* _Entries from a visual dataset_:

++++++

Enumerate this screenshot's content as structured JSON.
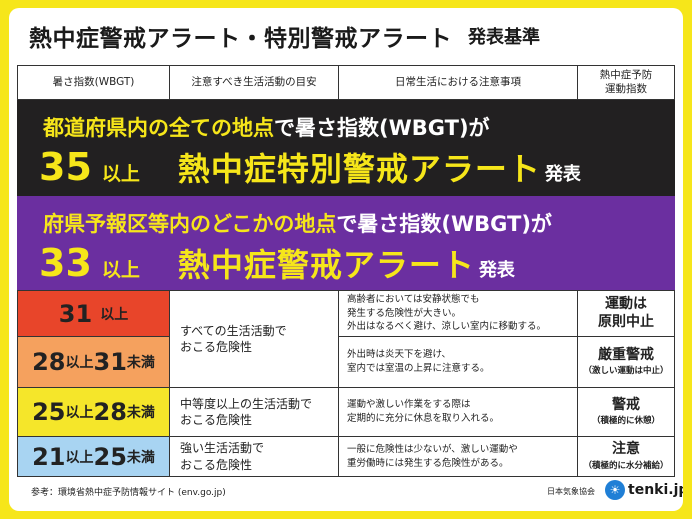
{
  "title": {
    "main": "熱中症警戒アラート・特別警戒アラート",
    "sub": "発表基準"
  },
  "headers": {
    "wbgt": "暑さ指数(WBGT)",
    "daily": "注意すべき生活活動の目安",
    "caution": "日常生活における注意事項",
    "exercise_1": "熱中症予防",
    "exercise_2": "運動指数"
  },
  "special_alert": {
    "line1_yellow": "都道府県内の全ての地点",
    "line1_white": "で暑さ指数(WBGT)が",
    "number": "35",
    "unit": "以上",
    "alert": "熱中症特別警戒アラート",
    "announce": "発表"
  },
  "alert": {
    "line1_yellow": "府県予報区等内のどこかの地点",
    "line1_white": "で暑さ指数(WBGT)が",
    "number": "33",
    "unit": "以上",
    "alert": "熱中症警戒アラート",
    "announce": "発表"
  },
  "levels": [
    {
      "n1": "31",
      "s1": "以上",
      "n2": "",
      "s2": "",
      "color": "#e8452a"
    },
    {
      "n1": "28",
      "s1": "以上",
      "n2": "31",
      "s2": "未満",
      "color": "#f5a15e"
    },
    {
      "n1": "25",
      "s1": "以上",
      "n2": "28",
      "s2": "未満",
      "color": "#f5e62a"
    },
    {
      "n1": "21",
      "s1": "以上",
      "n2": "25",
      "s2": "未満",
      "color": "#a8d4f2"
    }
  ],
  "daily": [
    {
      "l1": "すべての生活活動で",
      "l2": "おこる危険性"
    },
    {
      "l1": "中等度以上の生活活動で",
      "l2": "おこる危険性"
    },
    {
      "l1": "強い生活活動で",
      "l2": "おこる危険性"
    }
  ],
  "caution": [
    {
      "l1": "高齢者においては安静状態でも",
      "l2": "発生する危険性が大きい。",
      "l3": "外出はなるべく避け、涼しい室内に移動する。"
    },
    {
      "l1": "外出時は炎天下を避け、",
      "l2": "室内では室温の上昇に注意する。",
      "l3": ""
    },
    {
      "l1": "運動や激しい作業をする際は",
      "l2": "定期的に充分に休息を取り入れる。",
      "l3": ""
    },
    {
      "l1": "一般に危険性は少ないが、激しい運動や",
      "l2": "重労働時には発生する危険性がある。",
      "l3": ""
    }
  ],
  "exercise": [
    {
      "l1": "運動は",
      "l2": "原則中止",
      "note": ""
    },
    {
      "l1": "厳重警戒",
      "l2": "",
      "note": "（激しい運動は中止）"
    },
    {
      "l1": "警戒",
      "l2": "",
      "note": "（積極的に休憩）"
    },
    {
      "l1": "注意",
      "l2": "",
      "note": "（積極的に水分補給）"
    }
  ],
  "footer": {
    "source": "参考：環境省熱中症予防情報サイト (env.go.jp)",
    "jma": "日本気象協会",
    "logo": "tenki.jp"
  }
}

++++++

* _Objective_: From the records above, pull out each line that has "color".

* _Result below_:
      "color": "#e8452a"
      "color": "#f5a15e"
      "color": "#f5e62a"
      "color": "#a8d4f2"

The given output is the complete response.